Copy every record below exactly as written, but leave out the pictures.

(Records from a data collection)
....................

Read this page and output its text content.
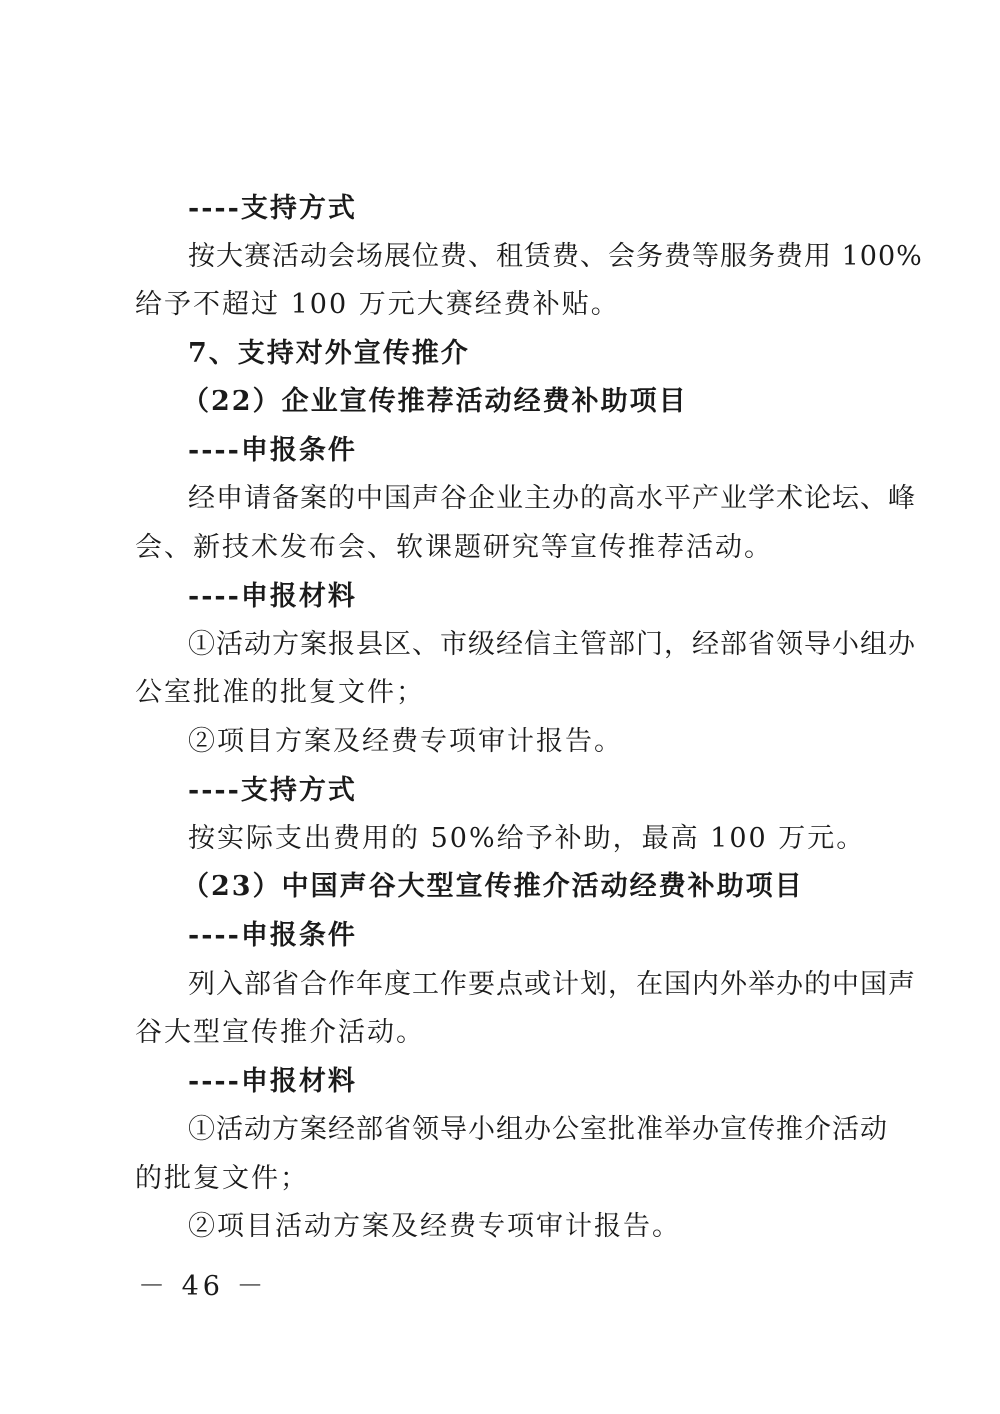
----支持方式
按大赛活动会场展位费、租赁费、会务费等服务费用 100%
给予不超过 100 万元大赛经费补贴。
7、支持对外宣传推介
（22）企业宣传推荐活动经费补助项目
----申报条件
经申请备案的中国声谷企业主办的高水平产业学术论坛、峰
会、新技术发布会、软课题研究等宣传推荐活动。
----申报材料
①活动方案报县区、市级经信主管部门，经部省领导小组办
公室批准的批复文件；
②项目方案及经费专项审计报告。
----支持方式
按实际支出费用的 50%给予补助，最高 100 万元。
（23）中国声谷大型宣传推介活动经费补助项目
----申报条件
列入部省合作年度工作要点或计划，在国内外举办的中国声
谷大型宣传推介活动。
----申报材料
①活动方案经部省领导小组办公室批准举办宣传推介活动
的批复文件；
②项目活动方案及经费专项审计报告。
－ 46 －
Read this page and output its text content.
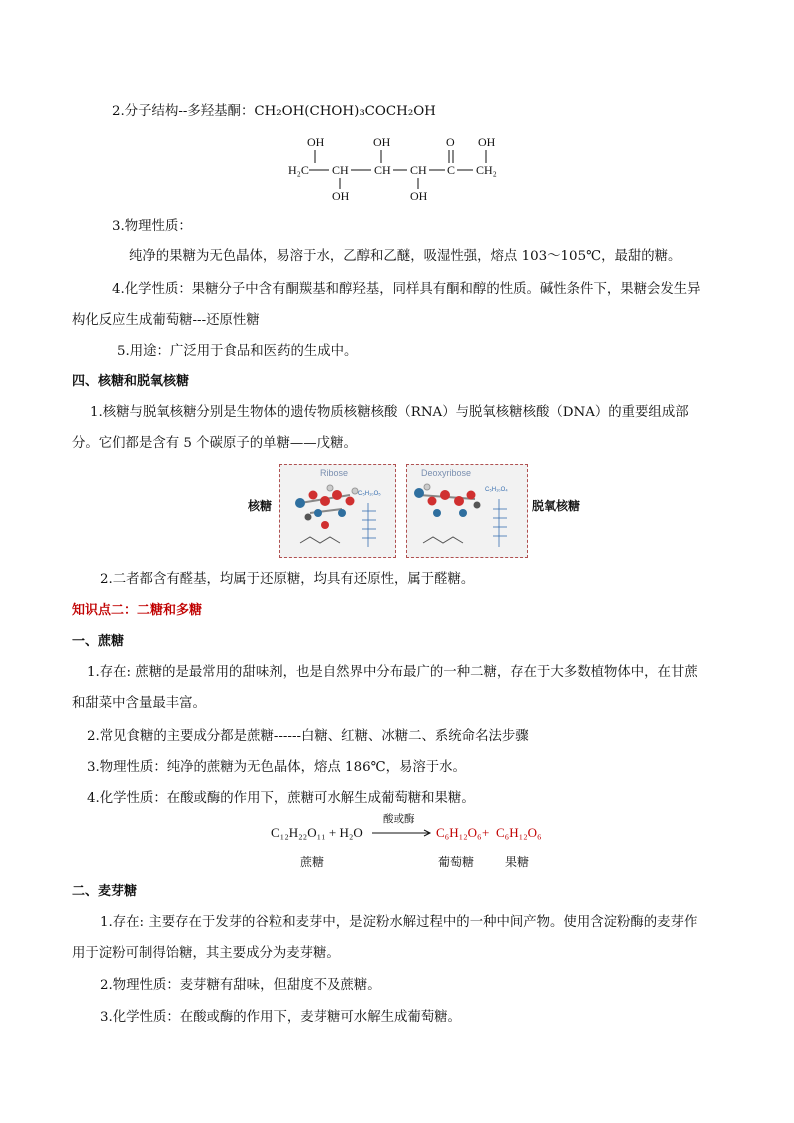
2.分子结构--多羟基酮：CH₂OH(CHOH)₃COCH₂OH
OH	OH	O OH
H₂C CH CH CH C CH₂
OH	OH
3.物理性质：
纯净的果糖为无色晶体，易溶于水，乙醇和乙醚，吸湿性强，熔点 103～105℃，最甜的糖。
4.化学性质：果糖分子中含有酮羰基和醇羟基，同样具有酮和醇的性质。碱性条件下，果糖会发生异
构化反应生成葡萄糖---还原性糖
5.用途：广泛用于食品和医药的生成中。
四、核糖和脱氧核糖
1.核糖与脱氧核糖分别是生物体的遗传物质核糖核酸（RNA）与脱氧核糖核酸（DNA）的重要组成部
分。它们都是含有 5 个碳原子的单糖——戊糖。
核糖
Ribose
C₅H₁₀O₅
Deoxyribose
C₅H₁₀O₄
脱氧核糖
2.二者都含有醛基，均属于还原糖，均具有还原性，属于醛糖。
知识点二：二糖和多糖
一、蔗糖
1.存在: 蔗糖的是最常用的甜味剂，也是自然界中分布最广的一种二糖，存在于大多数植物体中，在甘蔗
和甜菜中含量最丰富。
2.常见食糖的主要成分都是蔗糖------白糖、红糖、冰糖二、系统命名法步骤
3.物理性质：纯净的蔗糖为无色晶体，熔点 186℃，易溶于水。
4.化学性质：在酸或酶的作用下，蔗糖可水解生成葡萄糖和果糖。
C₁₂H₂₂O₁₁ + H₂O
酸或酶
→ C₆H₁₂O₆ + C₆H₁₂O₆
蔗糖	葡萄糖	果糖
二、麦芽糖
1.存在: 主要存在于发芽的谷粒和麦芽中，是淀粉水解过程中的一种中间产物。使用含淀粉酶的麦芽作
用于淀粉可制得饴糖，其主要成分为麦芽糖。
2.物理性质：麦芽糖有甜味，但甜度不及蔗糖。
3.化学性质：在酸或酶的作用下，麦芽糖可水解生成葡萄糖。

....................

▶ _In response_
Read this page and output its text content.
----支持方式
按大赛活动会场展位费、租赁费、会务费等服务费用 100%
给予不超过 100 万元大赛经费补贴。
7、支持对外宣传推介
（22）企业宣传推荐活动经费补助项目
----申报条件
经申请备案的中国声谷企业主办的高水平产业学术论坛、峰
会、新技术发布会、软课题研究等宣传推荐活动。
----申报材料
①活动方案报县区、市级经信主管部门，经部省领导小组办
公室批准的批复文件；
②项目方案及经费专项审计报告。
----支持方式
按实际支出费用的 50%给予补助，最高 100 万元。
（23）中国声谷大型宣传推介活动经费补助项目
----申报条件
列入部省合作年度工作要点或计划，在国内外举办的中国声
谷大型宣传推介活动。
----申报材料
①活动方案经部省领导小组办公室批准举办宣传推介活动
的批复文件；
②项目活动方案及经费专项审计报告。
－ 46 －
Read this page and output its text content.
2.分子结构--多羟基酮：CH₂OH(CHOH)₃COCH₂OH
OH	OH	O OH
H₂C CH CH CH C CH₂
OH	OH
3.物理性质：
纯净的果糖为无色晶体，易溶于水，乙醇和乙醚，吸湿性强，熔点 103～105℃，最甜的糖。
4.化学性质：果糖分子中含有酮羰基和醇羟基，同样具有酮和醇的性质。碱性条件下，果糖会发生异
构化反应生成葡萄糖---还原性糖
5.用途：广泛用于食品和医药的生成中。
四、核糖和脱氧核糖
1.核糖与脱氧核糖分别是生物体的遗传物质核糖核酸（RNA）与脱氧核糖核酸（DNA）的重要组成部
分。它们都是含有 5 个碳原子的单糖——戊糖。
核糖
Ribose
C₅H₁₀O₅
Deoxyribose
C₅H₁₀O₄
脱氧核糖
2.二者都含有醛基，均属于还原糖，均具有还原性，属于醛糖。
知识点二：二糖和多糖
一、蔗糖
1.存在: 蔗糖的是最常用的甜味剂，也是自然界中分布最广的一种二糖，存在于大多数植物体中，在甘蔗
和甜菜中含量最丰富。
2.常见食糖的主要成分都是蔗糖------白糖、红糖、冰糖二、系统命名法步骤
3.物理性质：纯净的蔗糖为无色晶体，熔点 186℃，易溶于水。
4.化学性质：在酸或酶的作用下，蔗糖可水解生成葡萄糖和果糖。
C₁₂H₂₂O₁₁ + H₂O
酸或酶
→ C₆H₁₂O₆ + C₆H₁₂O₆
蔗糖	葡萄糖	果糖
二、麦芽糖
1.存在: 主要存在于发芽的谷粒和麦芽中，是淀粉水解过程中的一种中间产物。使用含淀粉酶的麦芽作
用于淀粉可制得饴糖，其主要成分为麦芽糖。
2.物理性质：麦芽糖有甜味，但甜度不及蔗糖。
3.化学性质：在酸或酶的作用下，麦芽糖可水解生成葡萄糖。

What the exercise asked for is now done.